Dataset listings of figures
— Begin —
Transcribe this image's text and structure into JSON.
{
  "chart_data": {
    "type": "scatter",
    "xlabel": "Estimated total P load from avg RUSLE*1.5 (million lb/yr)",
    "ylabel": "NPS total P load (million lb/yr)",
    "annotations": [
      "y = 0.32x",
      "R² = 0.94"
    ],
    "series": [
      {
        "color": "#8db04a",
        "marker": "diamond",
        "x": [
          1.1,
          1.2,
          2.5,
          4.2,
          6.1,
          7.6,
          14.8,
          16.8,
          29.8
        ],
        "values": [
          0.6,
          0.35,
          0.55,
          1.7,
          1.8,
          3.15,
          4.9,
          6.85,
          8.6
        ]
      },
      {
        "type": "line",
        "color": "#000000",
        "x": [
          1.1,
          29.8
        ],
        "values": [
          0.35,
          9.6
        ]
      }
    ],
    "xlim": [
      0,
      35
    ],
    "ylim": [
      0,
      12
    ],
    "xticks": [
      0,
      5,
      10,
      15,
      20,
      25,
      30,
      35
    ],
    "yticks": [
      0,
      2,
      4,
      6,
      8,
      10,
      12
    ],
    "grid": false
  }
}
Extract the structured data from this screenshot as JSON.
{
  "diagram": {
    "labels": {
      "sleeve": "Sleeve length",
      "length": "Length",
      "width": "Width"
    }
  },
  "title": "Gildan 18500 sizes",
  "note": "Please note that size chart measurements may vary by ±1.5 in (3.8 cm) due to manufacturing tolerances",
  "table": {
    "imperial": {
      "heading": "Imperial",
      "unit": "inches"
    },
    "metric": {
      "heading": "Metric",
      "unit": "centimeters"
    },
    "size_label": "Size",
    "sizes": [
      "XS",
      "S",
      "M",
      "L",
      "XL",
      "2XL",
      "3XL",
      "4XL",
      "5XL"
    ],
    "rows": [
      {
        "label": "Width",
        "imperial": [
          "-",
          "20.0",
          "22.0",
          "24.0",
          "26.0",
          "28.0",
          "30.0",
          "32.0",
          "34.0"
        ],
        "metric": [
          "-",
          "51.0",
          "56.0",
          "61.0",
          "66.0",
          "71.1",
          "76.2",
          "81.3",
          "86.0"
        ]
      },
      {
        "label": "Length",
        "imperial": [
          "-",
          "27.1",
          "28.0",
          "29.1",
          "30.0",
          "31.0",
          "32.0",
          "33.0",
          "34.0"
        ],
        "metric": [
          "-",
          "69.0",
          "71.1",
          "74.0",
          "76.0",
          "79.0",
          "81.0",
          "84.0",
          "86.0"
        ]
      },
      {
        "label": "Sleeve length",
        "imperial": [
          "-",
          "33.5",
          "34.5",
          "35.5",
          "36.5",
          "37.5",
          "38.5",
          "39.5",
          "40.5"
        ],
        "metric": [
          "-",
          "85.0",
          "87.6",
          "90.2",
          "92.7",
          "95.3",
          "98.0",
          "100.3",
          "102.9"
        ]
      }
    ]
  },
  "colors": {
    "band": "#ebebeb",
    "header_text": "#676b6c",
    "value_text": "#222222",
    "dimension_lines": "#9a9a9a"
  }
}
— End —
Which lines include the word "million"? List them all.

    "xlabel": "Estimated total P load from avg RUSLE*1.5 (million lb/yr)",
    "ylabel": "NPS total P load (million lb/yr)",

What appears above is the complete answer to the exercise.